(A block of data)
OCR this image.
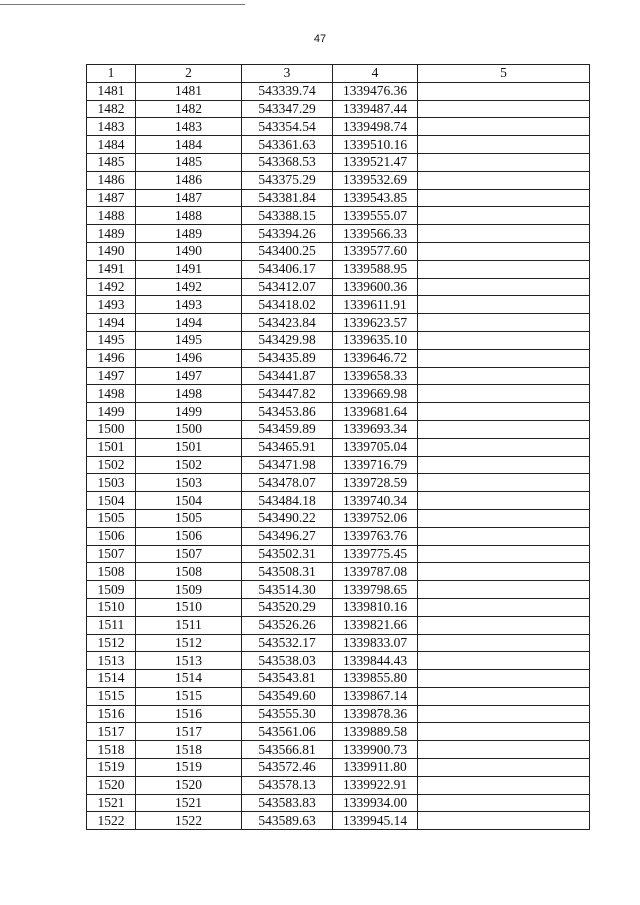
47
1	2	3	4	5
1481	1481	543339.74	1339476.36	
1482	1482	543347.29	1339487.44	
1483	1483	543354.54	1339498.74	
1484	1484	543361.63	1339510.16	
1485	1485	543368.53	1339521.47	
1486	1486	543375.29	1339532.69	
1487	1487	543381.84	1339543.85	
1488	1488	543388.15	1339555.07	
1489	1489	543394.26	1339566.33	
1490	1490	543400.25	1339577.60	
1491	1491	543406.17	1339588.95	
1492	1492	543412.07	1339600.36	
1493	1493	543418.02	1339611.91	
1494	1494	543423.84	1339623.57	
1495	1495	543429.98	1339635.10	
1496	1496	543435.89	1339646.72	
1497	1497	543441.87	1339658.33	
1498	1498	543447.82	1339669.98	
1499	1499	543453.86	1339681.64	
1500	1500	543459.89	1339693.34	
1501	1501	543465.91	1339705.04	
1502	1502	543471.98	1339716.79	
1503	1503	543478.07	1339728.59	
1504	1504	543484.18	1339740.34	
1505	1505	543490.22	1339752.06	
1506	1506	543496.27	1339763.76	
1507	1507	543502.31	1339775.45	
1508	1508	543508.31	1339787.08	
1509	1509	543514.30	1339798.65	
1510	1510	543520.29	1339810.16	
1511	1511	543526.26	1339821.66	
1512	1512	543532.17	1339833.07	
1513	1513	543538.03	1339844.43	
1514	1514	543543.81	1339855.80	
1515	1515	543549.60	1339867.14	
1516	1516	543555.30	1339878.36	
1517	1517	543561.06	1339889.58	
1518	1518	543566.81	1339900.73	
1519	1519	543572.46	1339911.80	
1520	1520	543578.13	1339922.91	
1521	1521	543583.83	1339934.00	
1522	1522	543589.63	1339945.14	
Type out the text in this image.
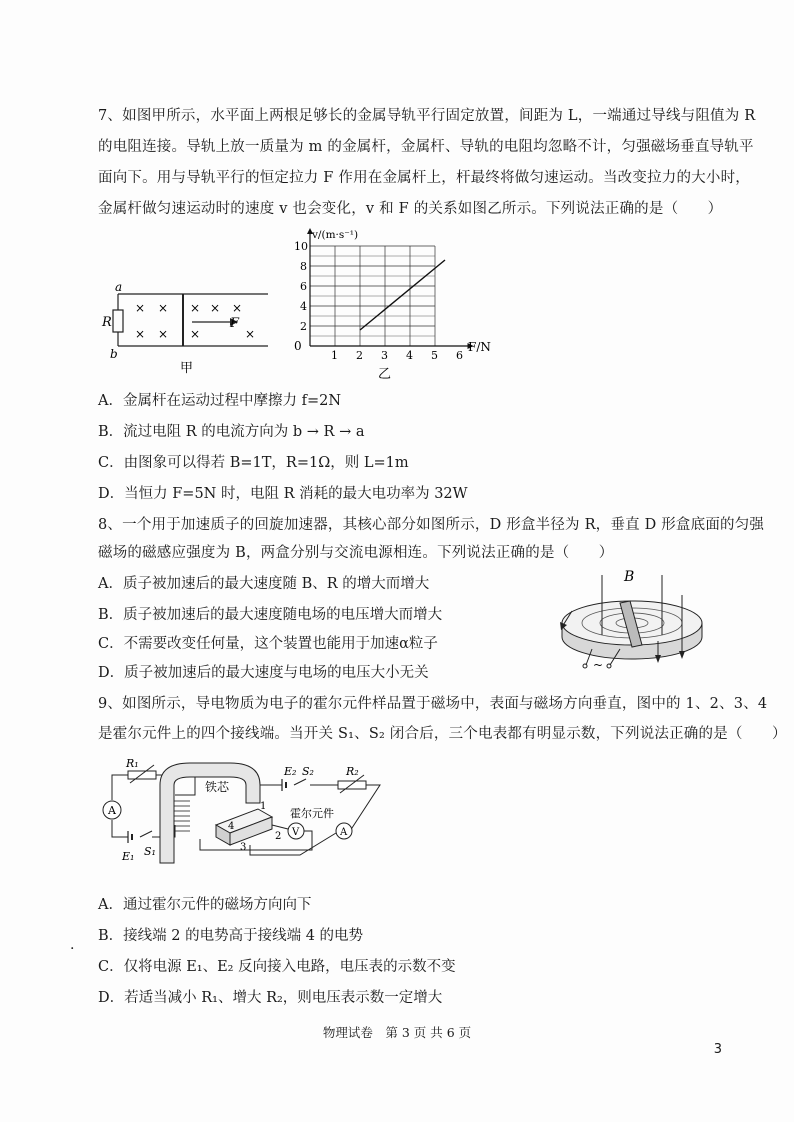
7、如图甲所示，水平面上两根足够长的金属导轨平行固定放置，间距为 L，一端通过导线与阻值为 R
的电阻连接。导轨上放一质量为 m 的金属杆，金属杆、导轨的电阻均忽略不计，匀强磁场垂直导轨平
面向下。用与导轨平行的恒定拉力 F 作用在金属杆上，杆最终将做匀速运动。当改变拉力的大小时，
金属杆做匀速运动时的速度 v 也会变化，v 和 F 的关系如图乙所示。下列说法正确的是（　　）
a
b
R	F
× × × × ×
× × ×	×
甲
1 2 3 4 5 6
2
4
6
8
10
v/(m·s⁻¹)
F/N
0
乙
A．金属杆在运动过程中摩擦力 f=2N
B．流过电阻 R 的电流方向为 b → R → a
C．由图象可以得若 B=1T，R=1Ω，则 L=1m
D．当恒力 F=5N 时，电阻 R 消耗的最大电功率为 32W
8、一个用于加速质子的回旋加速器，其核心部分如图所示，D 形盒半径为 R，垂直 D 形盒底面的匀强
磁场的磁感应强度为 B，两盒分别与交流电源相连。下列说法正确的是（　　）
A．质子被加速后的最大速度随 B、R 的增大而增大
B．质子被加速后的最大速度随电场的电压增大而增大
C．不需要改变任何量，这个装置也能用于加速α粒子
D．质子被加速后的最大速度与电场的电压大小无关	~
B
9、如图所示，导电物质为电子的霍尔元件样品置于磁场中，表面与磁场方向垂直，图中的 1、2、3、4
是霍尔元件上的四个接线端。当开关 S₁、S₂ 闭合后，三个电表都有明显示数，下列说法正确的是（　　）
A
E₁ S₁
R₁
铁芯
4
1
2
3
霍尔元件
V	A
E₂ S₂	R₂
A．通过霍尔元件的磁场方向向下
.
B．接线端 2 的电势高于接线端 4 的电势
C．仅将电源 E₁、E₂ 反向接入电路，电压表的示数不变
D．若适当减小 R₁、增大 R₂，则电压表示数一定增大
物理试卷　第 3 页 共 6 页
3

■ Requirement:
Each line in the entries above that includes the string "image" should be extracted.

■ Written reply:
OCR this image.
Type out the text in this image.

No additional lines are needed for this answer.